§ STATED GOAL: Collect from the data below each line with "хвощами".

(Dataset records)
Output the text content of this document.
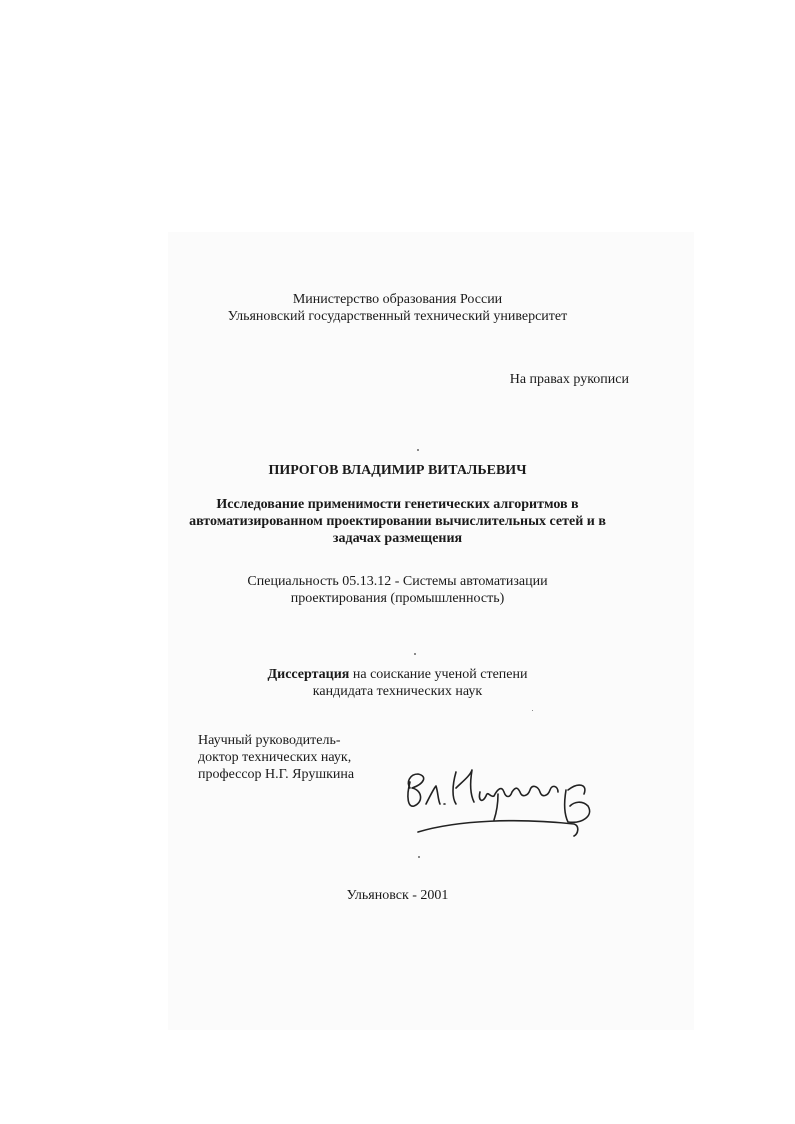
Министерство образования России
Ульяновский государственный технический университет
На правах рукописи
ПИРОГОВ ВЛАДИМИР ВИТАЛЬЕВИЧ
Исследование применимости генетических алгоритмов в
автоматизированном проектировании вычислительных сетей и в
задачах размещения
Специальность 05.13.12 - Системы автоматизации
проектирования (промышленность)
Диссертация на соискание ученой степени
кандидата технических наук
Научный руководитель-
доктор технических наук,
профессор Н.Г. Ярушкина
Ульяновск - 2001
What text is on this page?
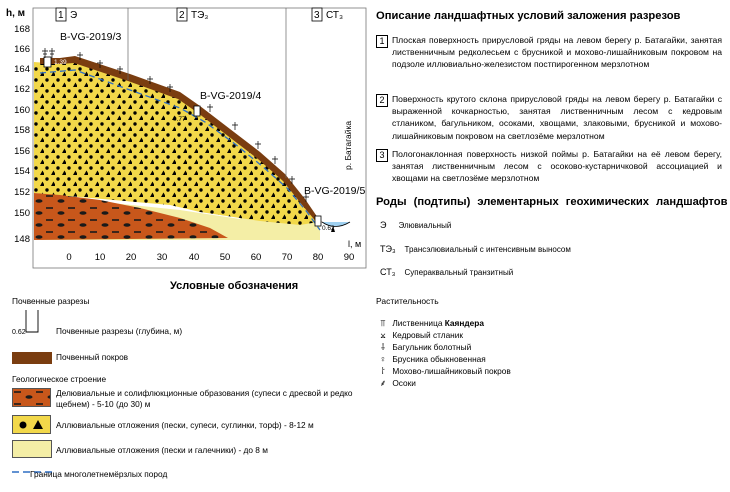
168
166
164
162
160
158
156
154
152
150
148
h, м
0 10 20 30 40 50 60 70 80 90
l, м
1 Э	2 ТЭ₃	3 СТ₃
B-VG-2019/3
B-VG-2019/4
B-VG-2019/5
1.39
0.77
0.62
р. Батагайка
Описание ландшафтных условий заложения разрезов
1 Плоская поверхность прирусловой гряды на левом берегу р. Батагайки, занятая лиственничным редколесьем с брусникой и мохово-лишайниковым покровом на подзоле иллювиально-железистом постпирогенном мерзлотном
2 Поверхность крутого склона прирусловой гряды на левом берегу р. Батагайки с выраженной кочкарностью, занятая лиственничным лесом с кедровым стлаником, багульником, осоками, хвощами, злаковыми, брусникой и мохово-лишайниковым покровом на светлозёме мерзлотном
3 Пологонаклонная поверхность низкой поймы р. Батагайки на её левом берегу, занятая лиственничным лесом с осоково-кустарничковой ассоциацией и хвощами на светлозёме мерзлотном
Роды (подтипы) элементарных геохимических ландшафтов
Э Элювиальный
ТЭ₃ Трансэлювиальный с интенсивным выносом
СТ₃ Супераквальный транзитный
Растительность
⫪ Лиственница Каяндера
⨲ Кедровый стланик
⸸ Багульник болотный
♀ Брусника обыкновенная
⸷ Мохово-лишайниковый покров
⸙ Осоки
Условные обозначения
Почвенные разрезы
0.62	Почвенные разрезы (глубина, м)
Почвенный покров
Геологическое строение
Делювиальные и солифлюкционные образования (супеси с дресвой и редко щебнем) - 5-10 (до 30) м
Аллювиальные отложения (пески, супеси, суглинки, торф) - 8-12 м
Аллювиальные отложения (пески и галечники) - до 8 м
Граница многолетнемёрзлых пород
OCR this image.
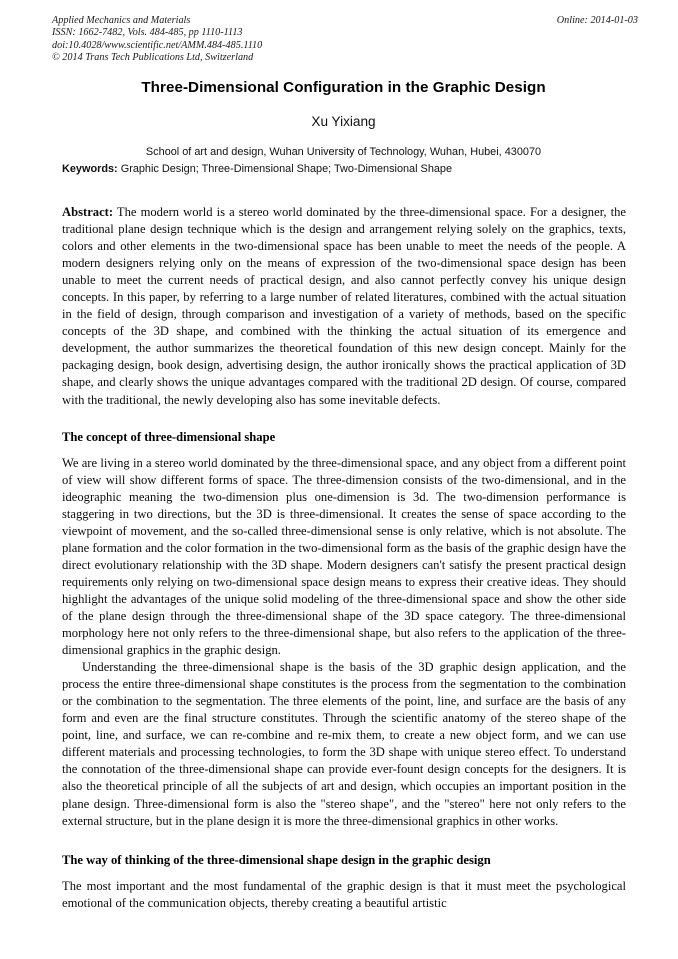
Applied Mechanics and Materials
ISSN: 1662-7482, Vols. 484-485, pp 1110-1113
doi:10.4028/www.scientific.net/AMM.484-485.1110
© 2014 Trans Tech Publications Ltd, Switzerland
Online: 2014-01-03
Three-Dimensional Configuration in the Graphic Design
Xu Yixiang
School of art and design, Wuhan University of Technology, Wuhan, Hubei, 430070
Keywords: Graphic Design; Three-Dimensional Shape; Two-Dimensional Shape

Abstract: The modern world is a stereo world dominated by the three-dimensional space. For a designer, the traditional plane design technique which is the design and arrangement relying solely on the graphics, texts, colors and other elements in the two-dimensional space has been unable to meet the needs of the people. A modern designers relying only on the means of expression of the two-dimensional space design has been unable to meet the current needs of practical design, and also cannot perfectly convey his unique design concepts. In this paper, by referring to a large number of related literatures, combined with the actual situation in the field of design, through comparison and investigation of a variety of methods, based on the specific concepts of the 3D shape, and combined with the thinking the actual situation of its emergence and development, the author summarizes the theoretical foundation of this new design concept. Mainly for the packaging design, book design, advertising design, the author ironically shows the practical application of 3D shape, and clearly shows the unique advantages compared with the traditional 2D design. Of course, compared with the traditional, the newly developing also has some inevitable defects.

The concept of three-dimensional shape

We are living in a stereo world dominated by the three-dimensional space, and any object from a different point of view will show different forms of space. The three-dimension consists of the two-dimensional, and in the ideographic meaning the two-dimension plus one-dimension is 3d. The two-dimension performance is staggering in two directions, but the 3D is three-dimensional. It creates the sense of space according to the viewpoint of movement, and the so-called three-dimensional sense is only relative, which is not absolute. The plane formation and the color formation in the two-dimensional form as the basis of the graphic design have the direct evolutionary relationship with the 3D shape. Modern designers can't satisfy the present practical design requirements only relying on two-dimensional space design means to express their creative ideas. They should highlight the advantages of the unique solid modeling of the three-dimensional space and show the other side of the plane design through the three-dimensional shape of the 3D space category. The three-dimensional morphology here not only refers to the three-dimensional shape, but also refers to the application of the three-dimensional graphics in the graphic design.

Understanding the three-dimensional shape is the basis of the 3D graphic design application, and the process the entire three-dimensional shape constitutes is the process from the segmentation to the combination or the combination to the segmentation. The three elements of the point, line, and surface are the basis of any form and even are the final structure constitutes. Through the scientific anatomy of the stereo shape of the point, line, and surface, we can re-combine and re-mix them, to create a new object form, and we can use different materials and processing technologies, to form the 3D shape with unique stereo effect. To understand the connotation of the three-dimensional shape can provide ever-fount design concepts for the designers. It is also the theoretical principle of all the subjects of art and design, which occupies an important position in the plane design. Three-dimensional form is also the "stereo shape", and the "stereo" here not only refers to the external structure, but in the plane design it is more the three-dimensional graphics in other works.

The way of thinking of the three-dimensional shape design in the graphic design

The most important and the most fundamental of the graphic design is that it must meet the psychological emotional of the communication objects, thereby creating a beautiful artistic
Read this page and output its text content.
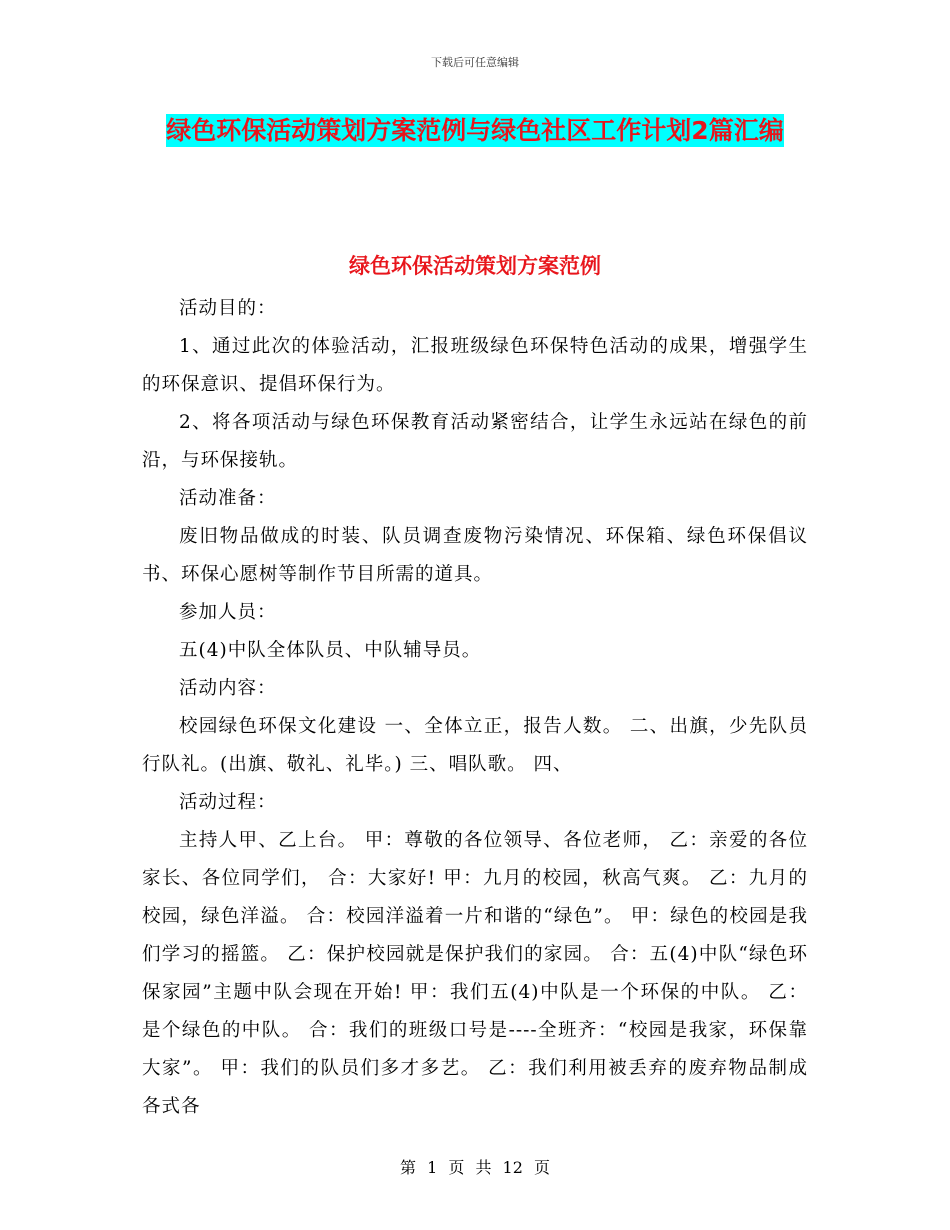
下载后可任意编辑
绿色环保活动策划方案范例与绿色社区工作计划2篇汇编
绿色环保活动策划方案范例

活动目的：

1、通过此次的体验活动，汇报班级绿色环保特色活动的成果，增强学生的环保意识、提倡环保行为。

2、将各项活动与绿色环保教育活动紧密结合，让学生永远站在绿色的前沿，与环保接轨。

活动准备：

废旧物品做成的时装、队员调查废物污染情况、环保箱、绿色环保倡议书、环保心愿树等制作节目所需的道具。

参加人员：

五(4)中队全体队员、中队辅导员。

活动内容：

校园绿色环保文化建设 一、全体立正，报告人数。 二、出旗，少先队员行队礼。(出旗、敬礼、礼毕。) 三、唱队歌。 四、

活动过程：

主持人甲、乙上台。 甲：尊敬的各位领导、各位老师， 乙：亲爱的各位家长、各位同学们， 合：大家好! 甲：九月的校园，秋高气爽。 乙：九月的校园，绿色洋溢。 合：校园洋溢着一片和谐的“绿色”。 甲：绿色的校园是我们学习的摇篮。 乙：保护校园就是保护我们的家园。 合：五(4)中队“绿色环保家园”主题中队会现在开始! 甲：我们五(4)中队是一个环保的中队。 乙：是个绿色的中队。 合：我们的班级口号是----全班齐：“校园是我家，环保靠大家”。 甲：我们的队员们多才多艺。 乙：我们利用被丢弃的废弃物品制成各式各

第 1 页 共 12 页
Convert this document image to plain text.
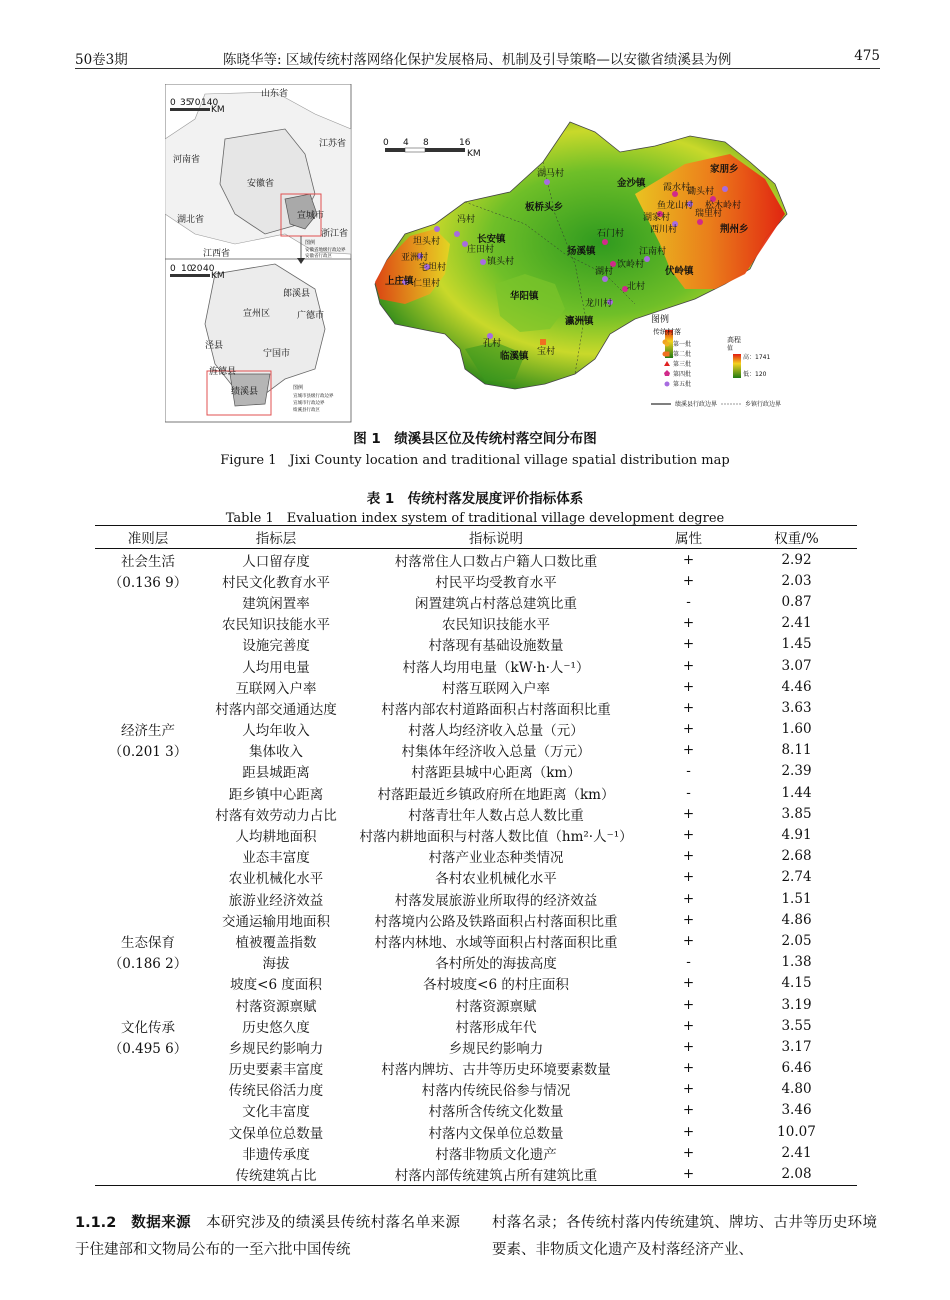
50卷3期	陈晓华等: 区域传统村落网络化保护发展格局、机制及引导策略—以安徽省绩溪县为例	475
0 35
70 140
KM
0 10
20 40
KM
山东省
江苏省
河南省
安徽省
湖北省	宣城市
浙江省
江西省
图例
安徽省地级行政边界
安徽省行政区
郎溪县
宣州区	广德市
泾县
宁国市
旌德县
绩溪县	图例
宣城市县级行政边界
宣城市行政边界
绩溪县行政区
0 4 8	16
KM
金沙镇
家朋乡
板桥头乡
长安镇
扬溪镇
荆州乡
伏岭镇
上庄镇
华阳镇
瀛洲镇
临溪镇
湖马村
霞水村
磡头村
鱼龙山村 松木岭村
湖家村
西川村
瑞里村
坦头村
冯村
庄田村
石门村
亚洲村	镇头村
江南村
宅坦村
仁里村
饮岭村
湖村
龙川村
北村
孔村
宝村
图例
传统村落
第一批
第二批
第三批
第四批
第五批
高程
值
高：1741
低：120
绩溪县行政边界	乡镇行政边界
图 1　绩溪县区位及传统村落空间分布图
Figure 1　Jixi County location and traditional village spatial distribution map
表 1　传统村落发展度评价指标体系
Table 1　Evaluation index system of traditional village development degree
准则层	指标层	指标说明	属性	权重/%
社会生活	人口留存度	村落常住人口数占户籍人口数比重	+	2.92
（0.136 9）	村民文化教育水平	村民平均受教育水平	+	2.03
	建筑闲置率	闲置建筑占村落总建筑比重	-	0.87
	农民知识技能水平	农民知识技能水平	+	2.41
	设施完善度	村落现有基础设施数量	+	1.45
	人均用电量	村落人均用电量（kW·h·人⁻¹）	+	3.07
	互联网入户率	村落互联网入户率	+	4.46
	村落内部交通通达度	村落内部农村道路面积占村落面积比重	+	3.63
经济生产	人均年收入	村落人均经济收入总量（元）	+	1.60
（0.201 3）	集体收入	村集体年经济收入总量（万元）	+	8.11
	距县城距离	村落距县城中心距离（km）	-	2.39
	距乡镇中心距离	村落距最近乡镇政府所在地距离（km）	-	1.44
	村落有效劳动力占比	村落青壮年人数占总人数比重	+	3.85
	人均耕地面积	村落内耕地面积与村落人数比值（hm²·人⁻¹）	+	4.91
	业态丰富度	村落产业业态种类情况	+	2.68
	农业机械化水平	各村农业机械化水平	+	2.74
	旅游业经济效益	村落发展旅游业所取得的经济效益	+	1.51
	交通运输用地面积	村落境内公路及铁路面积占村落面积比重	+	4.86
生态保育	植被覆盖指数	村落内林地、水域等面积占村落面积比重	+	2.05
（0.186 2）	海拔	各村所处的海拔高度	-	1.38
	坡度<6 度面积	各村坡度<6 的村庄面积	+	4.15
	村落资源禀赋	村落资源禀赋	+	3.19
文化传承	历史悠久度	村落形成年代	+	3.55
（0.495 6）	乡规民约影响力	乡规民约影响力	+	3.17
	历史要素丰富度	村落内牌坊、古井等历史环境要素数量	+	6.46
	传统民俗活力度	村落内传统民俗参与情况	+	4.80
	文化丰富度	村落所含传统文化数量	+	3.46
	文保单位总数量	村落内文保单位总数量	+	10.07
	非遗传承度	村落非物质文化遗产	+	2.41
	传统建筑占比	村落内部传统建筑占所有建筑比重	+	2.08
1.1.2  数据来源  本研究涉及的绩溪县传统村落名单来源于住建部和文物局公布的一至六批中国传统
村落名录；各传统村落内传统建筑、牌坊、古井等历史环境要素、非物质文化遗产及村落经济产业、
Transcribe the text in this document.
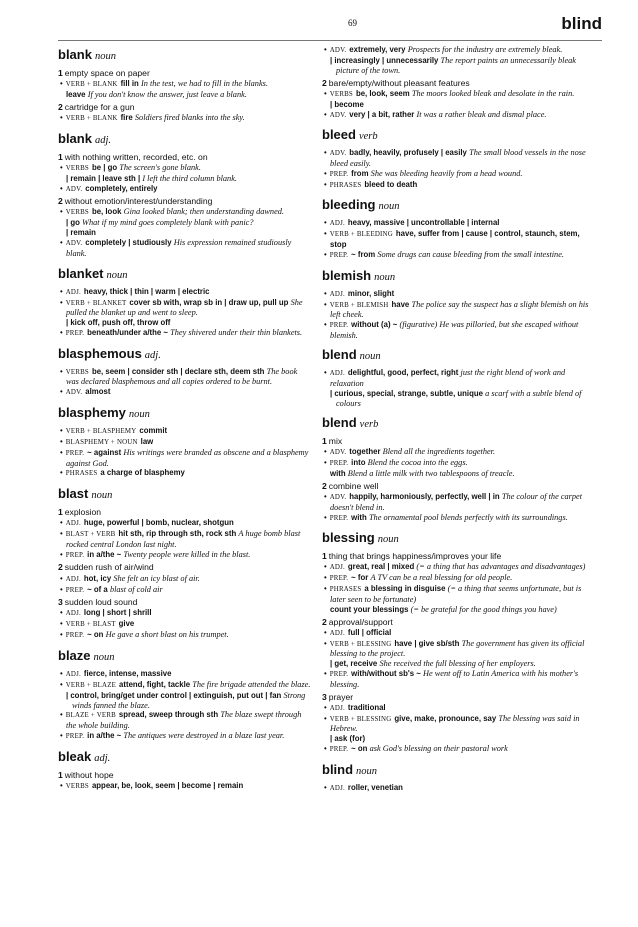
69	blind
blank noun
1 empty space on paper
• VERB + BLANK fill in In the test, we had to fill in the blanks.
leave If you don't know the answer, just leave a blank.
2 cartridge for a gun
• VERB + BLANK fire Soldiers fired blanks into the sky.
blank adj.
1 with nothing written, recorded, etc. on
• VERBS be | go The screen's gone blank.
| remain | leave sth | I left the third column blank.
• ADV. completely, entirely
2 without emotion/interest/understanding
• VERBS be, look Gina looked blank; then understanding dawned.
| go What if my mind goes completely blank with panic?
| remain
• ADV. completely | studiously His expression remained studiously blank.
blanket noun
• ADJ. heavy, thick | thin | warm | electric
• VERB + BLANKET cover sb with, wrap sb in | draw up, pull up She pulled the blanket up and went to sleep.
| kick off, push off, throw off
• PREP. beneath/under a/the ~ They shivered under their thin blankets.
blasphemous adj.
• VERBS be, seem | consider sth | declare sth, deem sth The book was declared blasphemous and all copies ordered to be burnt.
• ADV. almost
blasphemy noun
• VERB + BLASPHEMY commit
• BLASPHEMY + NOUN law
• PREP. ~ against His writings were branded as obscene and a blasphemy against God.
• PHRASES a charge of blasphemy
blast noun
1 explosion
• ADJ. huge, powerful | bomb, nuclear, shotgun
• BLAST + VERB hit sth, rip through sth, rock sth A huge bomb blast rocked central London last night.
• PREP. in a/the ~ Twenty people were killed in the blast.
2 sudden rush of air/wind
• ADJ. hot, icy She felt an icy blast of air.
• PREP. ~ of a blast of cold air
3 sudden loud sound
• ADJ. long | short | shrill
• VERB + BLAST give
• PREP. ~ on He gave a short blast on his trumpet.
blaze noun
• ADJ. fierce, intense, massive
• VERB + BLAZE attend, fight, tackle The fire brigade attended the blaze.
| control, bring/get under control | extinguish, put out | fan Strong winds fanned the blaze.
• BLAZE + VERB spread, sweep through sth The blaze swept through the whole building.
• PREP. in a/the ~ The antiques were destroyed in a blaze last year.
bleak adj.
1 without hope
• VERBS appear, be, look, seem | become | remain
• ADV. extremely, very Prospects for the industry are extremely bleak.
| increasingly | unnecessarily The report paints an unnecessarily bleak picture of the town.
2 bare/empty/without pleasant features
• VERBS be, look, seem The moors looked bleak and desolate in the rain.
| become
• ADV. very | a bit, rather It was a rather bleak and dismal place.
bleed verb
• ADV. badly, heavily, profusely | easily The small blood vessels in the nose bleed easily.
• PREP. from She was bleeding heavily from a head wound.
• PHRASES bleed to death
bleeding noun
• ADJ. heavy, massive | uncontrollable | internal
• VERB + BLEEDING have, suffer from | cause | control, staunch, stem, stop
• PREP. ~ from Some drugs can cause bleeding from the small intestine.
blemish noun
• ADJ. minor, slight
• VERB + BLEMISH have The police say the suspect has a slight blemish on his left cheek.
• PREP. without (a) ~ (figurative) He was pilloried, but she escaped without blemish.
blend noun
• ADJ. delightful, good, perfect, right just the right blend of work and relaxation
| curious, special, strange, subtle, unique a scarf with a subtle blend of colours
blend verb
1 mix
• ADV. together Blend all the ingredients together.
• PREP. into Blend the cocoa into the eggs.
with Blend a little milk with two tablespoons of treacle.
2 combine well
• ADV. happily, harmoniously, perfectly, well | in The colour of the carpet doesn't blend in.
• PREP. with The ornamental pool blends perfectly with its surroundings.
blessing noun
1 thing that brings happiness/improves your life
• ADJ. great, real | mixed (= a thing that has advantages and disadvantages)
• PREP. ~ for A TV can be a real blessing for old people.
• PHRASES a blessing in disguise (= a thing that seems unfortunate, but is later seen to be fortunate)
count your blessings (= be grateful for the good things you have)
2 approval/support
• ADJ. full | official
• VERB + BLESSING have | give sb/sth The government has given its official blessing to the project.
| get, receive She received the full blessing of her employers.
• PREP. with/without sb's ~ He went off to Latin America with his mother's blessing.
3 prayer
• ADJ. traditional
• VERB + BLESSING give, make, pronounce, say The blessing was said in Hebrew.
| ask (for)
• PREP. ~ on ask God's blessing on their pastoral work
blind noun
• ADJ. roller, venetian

§ RESULT BELOW:
2 Поверхность крутого склона прирусловой гряды на левом берегу р. Батагайки с выраженной кочкарностью, занятая лиственничным лесом с кедровым стлаником, багульником, осоками, хвощами, злаковыми, брусникой и мохово-лишайниковым покровом на светлозёме мерзлотном
3 Пологонаклонная поверхность низкой поймы р. Батагайки на её левом берегу, занятая лиственничным лесом с осоково-кустарничковой ассоциацией и хвощами на светлозёме мерзлотном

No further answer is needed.